» TASK DIRECTIONS: Extract all records. Keep each one exact.

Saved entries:
________________

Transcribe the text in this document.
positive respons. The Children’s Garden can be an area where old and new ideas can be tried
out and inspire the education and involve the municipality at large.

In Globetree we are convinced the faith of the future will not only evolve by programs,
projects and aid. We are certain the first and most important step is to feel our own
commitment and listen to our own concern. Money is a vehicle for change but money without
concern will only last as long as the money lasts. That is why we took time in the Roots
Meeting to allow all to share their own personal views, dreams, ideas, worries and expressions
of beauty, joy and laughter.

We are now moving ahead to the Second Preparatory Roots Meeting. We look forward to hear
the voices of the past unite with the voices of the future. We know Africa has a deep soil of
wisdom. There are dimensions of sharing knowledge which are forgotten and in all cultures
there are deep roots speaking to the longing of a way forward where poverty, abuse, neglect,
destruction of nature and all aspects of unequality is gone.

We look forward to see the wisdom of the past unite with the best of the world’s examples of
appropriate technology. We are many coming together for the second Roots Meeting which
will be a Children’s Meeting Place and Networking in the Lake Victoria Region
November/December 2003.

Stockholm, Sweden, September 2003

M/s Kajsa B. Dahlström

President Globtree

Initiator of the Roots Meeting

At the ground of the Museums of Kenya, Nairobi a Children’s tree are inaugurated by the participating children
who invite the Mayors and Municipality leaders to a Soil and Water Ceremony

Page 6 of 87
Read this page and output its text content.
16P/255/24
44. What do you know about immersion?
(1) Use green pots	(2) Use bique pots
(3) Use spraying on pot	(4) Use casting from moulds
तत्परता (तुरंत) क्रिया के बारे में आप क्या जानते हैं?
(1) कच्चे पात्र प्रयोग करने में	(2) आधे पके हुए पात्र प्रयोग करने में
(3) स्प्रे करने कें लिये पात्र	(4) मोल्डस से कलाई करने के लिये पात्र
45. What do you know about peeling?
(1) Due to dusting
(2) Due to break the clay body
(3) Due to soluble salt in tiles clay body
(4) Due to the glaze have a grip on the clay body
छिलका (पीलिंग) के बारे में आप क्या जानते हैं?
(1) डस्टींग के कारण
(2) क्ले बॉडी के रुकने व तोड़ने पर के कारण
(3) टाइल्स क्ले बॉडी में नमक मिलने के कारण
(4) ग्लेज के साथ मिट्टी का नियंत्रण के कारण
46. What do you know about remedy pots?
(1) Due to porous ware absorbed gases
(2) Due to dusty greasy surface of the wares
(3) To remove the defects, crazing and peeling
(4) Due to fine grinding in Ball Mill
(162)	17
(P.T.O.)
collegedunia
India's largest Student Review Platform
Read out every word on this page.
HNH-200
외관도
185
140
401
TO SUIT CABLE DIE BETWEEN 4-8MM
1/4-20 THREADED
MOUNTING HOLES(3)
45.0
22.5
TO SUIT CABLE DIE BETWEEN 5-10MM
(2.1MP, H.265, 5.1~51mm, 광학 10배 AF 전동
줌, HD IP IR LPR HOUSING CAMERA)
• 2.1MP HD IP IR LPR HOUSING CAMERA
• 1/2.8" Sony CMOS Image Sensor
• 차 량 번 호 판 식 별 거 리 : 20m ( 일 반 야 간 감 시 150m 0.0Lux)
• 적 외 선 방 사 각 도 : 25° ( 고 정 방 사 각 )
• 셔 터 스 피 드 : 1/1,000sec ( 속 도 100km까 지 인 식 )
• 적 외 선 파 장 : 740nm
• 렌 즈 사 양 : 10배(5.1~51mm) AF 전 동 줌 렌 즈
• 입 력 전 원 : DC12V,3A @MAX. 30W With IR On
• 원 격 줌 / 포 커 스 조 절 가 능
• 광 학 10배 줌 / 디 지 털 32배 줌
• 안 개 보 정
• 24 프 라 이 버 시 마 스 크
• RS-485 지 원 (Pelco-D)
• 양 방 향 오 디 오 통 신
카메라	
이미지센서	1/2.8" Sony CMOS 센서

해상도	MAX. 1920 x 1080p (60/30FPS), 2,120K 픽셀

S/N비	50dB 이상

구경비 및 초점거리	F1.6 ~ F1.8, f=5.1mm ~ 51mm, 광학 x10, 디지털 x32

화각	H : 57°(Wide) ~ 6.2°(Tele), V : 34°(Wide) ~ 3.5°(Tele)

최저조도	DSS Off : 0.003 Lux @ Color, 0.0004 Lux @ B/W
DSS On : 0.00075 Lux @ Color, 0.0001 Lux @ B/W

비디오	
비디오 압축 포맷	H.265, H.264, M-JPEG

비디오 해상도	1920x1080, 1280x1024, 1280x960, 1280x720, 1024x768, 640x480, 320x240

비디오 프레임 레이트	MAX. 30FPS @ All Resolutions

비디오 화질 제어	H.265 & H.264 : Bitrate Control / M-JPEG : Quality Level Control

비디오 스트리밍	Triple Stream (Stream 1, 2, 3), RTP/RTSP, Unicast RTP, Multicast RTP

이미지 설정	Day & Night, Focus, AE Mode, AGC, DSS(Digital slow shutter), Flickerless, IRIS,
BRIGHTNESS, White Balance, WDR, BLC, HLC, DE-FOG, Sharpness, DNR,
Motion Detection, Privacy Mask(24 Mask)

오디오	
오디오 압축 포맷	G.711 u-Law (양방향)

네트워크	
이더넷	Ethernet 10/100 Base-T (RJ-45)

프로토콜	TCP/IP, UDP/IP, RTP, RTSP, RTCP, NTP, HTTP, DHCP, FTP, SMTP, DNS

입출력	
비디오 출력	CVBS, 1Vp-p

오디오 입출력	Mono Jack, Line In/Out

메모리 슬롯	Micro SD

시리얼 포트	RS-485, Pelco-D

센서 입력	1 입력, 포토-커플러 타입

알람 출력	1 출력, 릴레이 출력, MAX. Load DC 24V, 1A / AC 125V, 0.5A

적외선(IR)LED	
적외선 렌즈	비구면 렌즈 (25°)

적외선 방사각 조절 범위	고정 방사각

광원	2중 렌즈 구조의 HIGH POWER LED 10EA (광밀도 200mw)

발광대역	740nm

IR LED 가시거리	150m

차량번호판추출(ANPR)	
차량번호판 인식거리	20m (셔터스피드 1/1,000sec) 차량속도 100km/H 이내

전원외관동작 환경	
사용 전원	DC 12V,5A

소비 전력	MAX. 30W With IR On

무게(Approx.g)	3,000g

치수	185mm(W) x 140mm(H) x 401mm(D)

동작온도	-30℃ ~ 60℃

________________

» ANSWER TO THIS EXERCISE:
Transcribe the text in this document.
positive respons. The Children’s Garden can be an area where old and new ideas can be tried
out and inspire the education and involve the municipality at large.

In Globetree we are convinced the faith of the future will not only evolve by programs,
projects and aid. We are certain the first and most important step is to feel our own
commitment and listen to our own concern. Money is a vehicle for change but money without
concern will only last as long as the money lasts. That is why we took time in the Roots
Meeting to allow all to share their own personal views, dreams, ideas, worries and expressions
of beauty, joy and laughter.

We are now moving ahead to the Second Preparatory Roots Meeting. We look forward to hear
the voices of the past unite with the voices of the future. We know Africa has a deep soil of
wisdom. There are dimensions of sharing knowledge which are forgotten and in all cultures
there are deep roots speaking to the longing of a way forward where poverty, abuse, neglect,
destruction of nature and all aspects of unequality is gone.

We look forward to see the wisdom of the past unite with the best of the world’s examples of
appropriate technology. We are many coming together for the second Roots Meeting which
will be a Children’s Meeting Place and Networking in the Lake Victoria Region
November/December 2003.

Stockholm, Sweden, September 2003

M/s Kajsa B. Dahlström

President Globtree

Initiator of the Roots Meeting

At the ground of the Museums of Kenya, Nairobi a Children’s tree are inaugurated by the participating children
who invite the Mayors and Municipality leaders to a Soil and Water Ceremony

Page 6 of 87
Read this page and output its text content.
16P/255/24
44. What do you know about immersion?
(1) Use green pots	(2) Use bique pots
(3) Use spraying on pot	(4) Use casting from moulds
तत्परता (तुरंत) क्रिया के बारे में आप क्या जानते हैं?
(1) कच्चे पात्र प्रयोग करने में	(2) आधे पके हुए पात्र प्रयोग करने में
(3) स्प्रे करने कें लिये पात्र	(4) मोल्डस से कलाई करने के लिये पात्र
45. What do you know about peeling?
(1) Due to dusting
(2) Due to break the clay body
(3) Due to soluble salt in tiles clay body
(4) Due to the glaze have a grip on the clay body
छिलका (पीलिंग) के बारे में आप क्या जानते हैं?
(1) डस्टींग के कारण
(2) क्ले बॉडी के रुकने व तोड़ने पर के कारण
(3) टाइल्स क्ले बॉडी में नमक मिलने के कारण
(4) ग्लेज के साथ मिट्टी का नियंत्रण के कारण
46. What do you know about remedy pots?
(1) Due to porous ware absorbed gases
(2) Due to dusty greasy surface of the wares
(3) To remove the defects, crazing and peeling
(4) Due to fine grinding in Ball Mill
(162)	17
(P.T.O.)
collegedunia
India's largest Student Review Platform
Read out every word on this page.
HNH-200
외관도
185
140
401
TO SUIT CABLE DIE BETWEEN 4-8MM
1/4-20 THREADED
MOUNTING HOLES(3)
45.0
22.5
TO SUIT CABLE DIE BETWEEN 5-10MM
(2.1MP, H.265, 5.1~51mm, 광학 10배 AF 전동
줌, HD IP IR LPR HOUSING CAMERA)
• 2.1MP HD IP IR LPR HOUSING CAMERA
• 1/2.8" Sony CMOS Image Sensor
• 차 량 번 호 판 식 별 거 리 : 20m ( 일 반 야 간 감 시 150m 0.0Lux)
• 적 외 선 방 사 각 도 : 25° ( 고 정 방 사 각 )
• 셔 터 스 피 드 : 1/1,000sec ( 속 도 100km까 지 인 식 )
• 적 외 선 파 장 : 740nm
• 렌 즈 사 양 : 10배(5.1~51mm) AF 전 동 줌 렌 즈
• 입 력 전 원 : DC12V,3A @MAX. 30W With IR On
• 원 격 줌 / 포 커 스 조 절 가 능
• 광 학 10배 줌 / 디 지 털 32배 줌
• 안 개 보 정
• 24 프 라 이 버 시 마 스 크
• RS-485 지 원 (Pelco-D)
• 양 방 향 오 디 오 통 신
카메라	
이미지센서	1/2.8" Sony CMOS 센서

해상도	MAX. 1920 x 1080p (60/30FPS), 2,120K 픽셀

S/N비	50dB 이상

구경비 및 초점거리	F1.6 ~ F1.8, f=5.1mm ~ 51mm, 광학 x10, 디지털 x32

화각	H : 57°(Wide) ~ 6.2°(Tele), V : 34°(Wide) ~ 3.5°(Tele)

최저조도	DSS Off : 0.003 Lux @ Color, 0.0004 Lux @ B/W
DSS On : 0.00075 Lux @ Color, 0.0001 Lux @ B/W

비디오	
비디오 압축 포맷	H.265, H.264, M-JPEG

비디오 해상도	1920x1080, 1280x1024, 1280x960, 1280x720, 1024x768, 640x480, 320x240

비디오 프레임 레이트	MAX. 30FPS @ All Resolutions

비디오 화질 제어	H.265 & H.264 : Bitrate Control / M-JPEG : Quality Level Control

비디오 스트리밍	Triple Stream (Stream 1, 2, 3), RTP/RTSP, Unicast RTP, Multicast RTP

이미지 설정	Day & Night, Focus, AE Mode, AGC, DSS(Digital slow shutter), Flickerless, IRIS,
BRIGHTNESS, White Balance, WDR, BLC, HLC, DE-FOG, Sharpness, DNR,
Motion Detection, Privacy Mask(24 Mask)

오디오	
오디오 압축 포맷	G.711 u-Law (양방향)

네트워크	
이더넷	Ethernet 10/100 Base-T (RJ-45)

프로토콜	TCP/IP, UDP/IP, RTP, RTSP, RTCP, NTP, HTTP, DHCP, FTP, SMTP, DNS

입출력	
비디오 출력	CVBS, 1Vp-p

오디오 입출력	Mono Jack, Line In/Out

메모리 슬롯	Micro SD

시리얼 포트	RS-485, Pelco-D

센서 입력	1 입력, 포토-커플러 타입

알람 출력	1 출력, 릴레이 출력, MAX. Load DC 24V, 1A / AC 125V, 0.5A

적외선(IR)LED	
적외선 렌즈	비구면 렌즈 (25°)

적외선 방사각 조절 범위	고정 방사각

광원	2중 렌즈 구조의 HIGH POWER LED 10EA (광밀도 200mw)

발광대역	740nm

IR LED 가시거리	150m

차량번호판추출(ANPR)	
차량번호판 인식거리	20m (셔터스피드 1/1,000sec) 차량속도 100km/H 이내

전원외관동작 환경	
사용 전원	DC 12V,5A

소비 전력	MAX. 30W With IR On

무게(Approx.g)	3,000g

치수	185mm(W) x 140mm(H) x 401mm(D)

동작온도	-30℃ ~ 60℃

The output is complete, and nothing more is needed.